(WHAT TO WORK ON) Find each line with the string "during" and report it.

(RECORDS SUPPLIED)
>>>>>

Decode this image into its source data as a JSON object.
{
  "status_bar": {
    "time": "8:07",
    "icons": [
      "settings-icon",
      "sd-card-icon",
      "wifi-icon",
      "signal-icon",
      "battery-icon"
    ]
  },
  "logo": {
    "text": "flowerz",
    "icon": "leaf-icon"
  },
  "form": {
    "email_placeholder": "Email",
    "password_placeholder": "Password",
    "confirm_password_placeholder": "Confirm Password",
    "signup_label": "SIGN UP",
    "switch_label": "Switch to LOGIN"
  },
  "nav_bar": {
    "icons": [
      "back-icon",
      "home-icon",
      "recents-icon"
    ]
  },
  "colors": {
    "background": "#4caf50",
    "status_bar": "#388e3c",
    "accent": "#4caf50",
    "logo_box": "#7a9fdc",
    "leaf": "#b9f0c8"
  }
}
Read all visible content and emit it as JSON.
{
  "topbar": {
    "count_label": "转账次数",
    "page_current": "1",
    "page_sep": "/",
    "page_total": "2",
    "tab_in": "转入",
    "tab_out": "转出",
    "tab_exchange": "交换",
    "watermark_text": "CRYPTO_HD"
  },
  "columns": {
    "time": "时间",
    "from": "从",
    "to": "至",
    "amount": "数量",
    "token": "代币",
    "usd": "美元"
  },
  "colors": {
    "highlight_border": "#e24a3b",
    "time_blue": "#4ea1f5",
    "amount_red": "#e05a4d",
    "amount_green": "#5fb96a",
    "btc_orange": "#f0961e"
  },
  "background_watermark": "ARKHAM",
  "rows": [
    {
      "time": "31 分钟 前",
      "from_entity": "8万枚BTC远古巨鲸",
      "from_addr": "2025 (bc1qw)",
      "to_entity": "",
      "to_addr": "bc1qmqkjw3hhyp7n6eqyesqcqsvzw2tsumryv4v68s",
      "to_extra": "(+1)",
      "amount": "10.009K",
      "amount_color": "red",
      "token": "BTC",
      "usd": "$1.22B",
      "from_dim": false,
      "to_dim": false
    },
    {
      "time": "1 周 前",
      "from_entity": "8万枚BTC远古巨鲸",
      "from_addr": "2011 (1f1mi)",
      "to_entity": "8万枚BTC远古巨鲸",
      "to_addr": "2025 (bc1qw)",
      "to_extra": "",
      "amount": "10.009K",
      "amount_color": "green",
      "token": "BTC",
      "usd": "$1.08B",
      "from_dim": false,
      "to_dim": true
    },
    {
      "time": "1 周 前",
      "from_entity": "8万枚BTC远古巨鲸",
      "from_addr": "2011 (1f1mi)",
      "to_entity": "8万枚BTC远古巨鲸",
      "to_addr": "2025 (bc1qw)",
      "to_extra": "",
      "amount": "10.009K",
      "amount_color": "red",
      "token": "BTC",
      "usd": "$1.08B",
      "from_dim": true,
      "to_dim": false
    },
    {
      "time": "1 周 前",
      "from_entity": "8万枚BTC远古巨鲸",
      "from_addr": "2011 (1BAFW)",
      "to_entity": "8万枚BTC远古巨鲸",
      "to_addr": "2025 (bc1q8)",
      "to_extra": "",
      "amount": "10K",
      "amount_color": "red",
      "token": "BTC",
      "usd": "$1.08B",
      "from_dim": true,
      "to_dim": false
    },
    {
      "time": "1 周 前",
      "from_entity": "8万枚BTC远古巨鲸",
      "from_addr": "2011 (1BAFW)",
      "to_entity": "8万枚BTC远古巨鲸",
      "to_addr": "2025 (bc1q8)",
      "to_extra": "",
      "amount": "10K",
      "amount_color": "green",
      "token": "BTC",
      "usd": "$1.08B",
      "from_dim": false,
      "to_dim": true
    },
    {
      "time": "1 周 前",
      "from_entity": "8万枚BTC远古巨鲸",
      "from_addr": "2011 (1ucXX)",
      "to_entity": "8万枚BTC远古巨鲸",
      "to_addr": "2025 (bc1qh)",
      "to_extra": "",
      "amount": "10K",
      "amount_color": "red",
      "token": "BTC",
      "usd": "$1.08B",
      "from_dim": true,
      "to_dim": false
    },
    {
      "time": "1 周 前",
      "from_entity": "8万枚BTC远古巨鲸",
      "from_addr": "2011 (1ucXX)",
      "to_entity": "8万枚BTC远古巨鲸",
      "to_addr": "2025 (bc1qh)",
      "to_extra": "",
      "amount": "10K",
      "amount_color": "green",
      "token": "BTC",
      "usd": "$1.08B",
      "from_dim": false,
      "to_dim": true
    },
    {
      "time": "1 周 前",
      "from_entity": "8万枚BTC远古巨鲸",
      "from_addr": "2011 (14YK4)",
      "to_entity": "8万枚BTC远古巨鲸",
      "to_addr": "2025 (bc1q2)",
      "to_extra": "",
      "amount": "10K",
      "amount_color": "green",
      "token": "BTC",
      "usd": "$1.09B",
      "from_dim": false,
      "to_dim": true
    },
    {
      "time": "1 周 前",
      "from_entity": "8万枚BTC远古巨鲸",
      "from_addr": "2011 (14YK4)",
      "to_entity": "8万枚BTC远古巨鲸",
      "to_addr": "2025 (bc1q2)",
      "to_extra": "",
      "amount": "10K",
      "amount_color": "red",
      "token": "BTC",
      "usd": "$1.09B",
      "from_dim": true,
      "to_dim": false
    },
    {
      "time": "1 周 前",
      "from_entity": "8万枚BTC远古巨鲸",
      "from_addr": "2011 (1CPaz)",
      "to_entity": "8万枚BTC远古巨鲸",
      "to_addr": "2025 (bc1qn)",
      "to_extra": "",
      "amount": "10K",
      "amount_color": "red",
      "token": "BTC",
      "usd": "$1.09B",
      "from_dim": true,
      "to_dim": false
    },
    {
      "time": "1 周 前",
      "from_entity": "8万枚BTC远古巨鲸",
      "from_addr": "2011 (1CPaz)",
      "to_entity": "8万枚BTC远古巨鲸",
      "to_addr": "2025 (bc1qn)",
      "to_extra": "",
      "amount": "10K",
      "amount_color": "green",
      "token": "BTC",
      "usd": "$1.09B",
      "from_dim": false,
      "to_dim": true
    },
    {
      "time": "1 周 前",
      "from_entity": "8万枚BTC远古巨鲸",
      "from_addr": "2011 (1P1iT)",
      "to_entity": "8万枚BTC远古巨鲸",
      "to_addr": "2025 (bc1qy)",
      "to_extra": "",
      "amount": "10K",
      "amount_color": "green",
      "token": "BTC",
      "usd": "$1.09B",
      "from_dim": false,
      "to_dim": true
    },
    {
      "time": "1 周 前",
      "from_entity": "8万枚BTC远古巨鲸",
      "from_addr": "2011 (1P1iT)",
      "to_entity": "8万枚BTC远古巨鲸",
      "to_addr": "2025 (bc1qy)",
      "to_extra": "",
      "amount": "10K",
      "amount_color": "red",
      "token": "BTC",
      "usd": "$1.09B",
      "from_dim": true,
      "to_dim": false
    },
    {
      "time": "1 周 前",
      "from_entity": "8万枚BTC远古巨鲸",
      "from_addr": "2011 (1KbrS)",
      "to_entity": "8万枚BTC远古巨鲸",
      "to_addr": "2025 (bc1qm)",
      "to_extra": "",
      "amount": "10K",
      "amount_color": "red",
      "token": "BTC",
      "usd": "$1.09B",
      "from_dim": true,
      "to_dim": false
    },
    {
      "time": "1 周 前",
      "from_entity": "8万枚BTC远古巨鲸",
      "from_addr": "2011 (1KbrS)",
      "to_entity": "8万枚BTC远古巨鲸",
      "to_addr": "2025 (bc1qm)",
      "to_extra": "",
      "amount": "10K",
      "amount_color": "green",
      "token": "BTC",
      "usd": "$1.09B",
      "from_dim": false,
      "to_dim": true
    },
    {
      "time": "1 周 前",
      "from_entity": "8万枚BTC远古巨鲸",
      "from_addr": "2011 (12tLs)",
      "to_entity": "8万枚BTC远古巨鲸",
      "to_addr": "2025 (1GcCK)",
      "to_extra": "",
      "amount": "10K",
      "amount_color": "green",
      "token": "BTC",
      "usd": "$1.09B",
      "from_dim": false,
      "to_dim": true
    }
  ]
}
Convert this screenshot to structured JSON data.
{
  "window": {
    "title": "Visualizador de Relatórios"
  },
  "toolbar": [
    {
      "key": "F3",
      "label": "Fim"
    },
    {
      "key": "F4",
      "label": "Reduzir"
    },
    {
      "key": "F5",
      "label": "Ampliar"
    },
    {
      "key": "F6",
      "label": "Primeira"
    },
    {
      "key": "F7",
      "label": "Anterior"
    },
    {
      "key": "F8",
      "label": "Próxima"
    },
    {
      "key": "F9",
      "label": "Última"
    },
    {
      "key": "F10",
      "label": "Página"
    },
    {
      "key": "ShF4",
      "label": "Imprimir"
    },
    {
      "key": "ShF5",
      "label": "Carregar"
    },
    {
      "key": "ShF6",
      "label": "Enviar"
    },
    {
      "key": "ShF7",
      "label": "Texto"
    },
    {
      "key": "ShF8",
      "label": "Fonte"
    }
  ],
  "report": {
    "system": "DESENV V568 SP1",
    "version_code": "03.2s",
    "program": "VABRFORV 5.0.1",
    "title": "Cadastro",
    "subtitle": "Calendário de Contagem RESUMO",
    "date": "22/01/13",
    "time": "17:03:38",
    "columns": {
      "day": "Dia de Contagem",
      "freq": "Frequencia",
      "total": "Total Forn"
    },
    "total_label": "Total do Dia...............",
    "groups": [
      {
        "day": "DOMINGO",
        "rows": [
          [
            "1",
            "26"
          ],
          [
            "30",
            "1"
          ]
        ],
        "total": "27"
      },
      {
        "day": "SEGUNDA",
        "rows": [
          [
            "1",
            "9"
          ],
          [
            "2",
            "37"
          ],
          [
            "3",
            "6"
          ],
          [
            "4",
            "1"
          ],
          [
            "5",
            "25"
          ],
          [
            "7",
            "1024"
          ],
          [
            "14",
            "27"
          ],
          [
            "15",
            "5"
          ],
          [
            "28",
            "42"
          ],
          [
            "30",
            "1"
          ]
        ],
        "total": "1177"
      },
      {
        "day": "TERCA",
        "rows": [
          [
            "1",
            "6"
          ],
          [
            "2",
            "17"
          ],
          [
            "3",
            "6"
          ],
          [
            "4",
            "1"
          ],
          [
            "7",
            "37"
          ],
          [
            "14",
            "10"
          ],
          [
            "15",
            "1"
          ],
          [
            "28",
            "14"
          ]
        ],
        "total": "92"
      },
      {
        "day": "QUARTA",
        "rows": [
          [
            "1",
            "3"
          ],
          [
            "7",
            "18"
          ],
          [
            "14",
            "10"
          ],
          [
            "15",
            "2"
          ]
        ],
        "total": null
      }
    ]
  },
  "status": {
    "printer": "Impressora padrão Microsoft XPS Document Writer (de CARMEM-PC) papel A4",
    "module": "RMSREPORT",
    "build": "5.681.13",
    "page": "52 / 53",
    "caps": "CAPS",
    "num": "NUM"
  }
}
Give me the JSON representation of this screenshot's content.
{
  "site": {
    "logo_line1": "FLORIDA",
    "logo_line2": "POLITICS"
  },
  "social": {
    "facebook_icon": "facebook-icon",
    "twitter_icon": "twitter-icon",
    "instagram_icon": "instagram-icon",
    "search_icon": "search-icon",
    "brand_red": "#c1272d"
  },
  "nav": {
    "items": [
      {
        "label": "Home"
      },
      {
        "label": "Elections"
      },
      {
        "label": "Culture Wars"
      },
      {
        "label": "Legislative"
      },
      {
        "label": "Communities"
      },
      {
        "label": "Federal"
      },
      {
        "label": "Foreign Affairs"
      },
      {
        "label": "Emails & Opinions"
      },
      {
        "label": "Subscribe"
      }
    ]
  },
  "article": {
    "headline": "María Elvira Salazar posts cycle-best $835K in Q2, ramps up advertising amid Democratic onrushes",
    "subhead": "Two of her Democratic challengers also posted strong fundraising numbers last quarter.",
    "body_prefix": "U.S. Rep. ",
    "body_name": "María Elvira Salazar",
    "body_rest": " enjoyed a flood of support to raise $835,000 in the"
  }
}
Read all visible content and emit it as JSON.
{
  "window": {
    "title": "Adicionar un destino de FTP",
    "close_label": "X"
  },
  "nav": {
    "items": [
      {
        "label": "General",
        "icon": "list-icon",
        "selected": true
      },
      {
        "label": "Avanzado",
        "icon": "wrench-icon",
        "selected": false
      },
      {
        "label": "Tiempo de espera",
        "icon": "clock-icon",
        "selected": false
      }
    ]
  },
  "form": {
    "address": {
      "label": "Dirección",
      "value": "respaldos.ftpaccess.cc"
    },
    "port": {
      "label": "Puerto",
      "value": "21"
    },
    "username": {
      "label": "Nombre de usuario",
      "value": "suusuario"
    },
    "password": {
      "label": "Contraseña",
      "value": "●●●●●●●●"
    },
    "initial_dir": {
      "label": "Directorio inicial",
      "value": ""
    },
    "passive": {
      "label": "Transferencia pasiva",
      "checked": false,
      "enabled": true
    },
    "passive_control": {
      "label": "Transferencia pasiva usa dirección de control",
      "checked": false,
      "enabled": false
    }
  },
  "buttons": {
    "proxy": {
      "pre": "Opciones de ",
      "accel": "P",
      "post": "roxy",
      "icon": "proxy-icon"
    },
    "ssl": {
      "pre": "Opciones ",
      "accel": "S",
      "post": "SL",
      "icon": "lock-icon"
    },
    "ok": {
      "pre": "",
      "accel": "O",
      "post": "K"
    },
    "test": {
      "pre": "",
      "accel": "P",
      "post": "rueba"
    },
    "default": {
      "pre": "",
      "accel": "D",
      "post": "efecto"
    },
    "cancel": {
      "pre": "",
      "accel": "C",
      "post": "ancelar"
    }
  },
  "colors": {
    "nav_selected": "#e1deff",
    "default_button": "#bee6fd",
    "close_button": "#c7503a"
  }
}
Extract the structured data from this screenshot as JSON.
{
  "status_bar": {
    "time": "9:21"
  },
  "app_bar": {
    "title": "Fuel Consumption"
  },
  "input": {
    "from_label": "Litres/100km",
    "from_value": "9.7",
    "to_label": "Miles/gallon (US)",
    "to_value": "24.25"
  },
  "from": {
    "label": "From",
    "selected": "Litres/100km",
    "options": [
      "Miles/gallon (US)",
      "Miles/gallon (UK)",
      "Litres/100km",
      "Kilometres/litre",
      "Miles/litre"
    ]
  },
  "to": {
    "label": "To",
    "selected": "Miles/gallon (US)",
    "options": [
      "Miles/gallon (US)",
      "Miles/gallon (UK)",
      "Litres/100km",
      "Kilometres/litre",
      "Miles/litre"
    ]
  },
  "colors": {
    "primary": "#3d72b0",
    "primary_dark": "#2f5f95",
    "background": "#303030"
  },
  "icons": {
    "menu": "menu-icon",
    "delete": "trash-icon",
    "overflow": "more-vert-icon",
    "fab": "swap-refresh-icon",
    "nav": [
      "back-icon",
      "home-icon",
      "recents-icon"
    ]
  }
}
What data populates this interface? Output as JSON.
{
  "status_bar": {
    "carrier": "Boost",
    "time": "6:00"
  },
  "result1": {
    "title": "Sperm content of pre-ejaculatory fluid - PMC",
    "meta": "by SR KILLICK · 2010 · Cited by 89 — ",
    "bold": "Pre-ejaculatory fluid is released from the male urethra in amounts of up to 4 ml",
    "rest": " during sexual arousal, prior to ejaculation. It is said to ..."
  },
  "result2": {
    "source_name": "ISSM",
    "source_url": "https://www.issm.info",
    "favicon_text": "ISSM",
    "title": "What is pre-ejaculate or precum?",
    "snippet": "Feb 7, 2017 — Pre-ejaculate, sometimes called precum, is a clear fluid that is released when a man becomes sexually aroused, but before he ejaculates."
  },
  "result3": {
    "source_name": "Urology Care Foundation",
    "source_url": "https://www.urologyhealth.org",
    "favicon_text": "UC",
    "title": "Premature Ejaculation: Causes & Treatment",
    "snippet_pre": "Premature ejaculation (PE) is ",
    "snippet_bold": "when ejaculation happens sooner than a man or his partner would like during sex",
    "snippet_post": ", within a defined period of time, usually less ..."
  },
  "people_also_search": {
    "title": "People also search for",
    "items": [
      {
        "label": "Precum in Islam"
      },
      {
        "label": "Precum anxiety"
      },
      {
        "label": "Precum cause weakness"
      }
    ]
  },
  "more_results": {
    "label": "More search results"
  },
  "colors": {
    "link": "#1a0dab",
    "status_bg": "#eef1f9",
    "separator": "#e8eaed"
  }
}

<<<<<

(OUTPUT FOR THIS TASK)
    "rest": " during sexual arousal, prior to ejaculation. It is said to ..."
    "snippet_bold": "when ejaculation happens sooner than a man or his partner would like during sex",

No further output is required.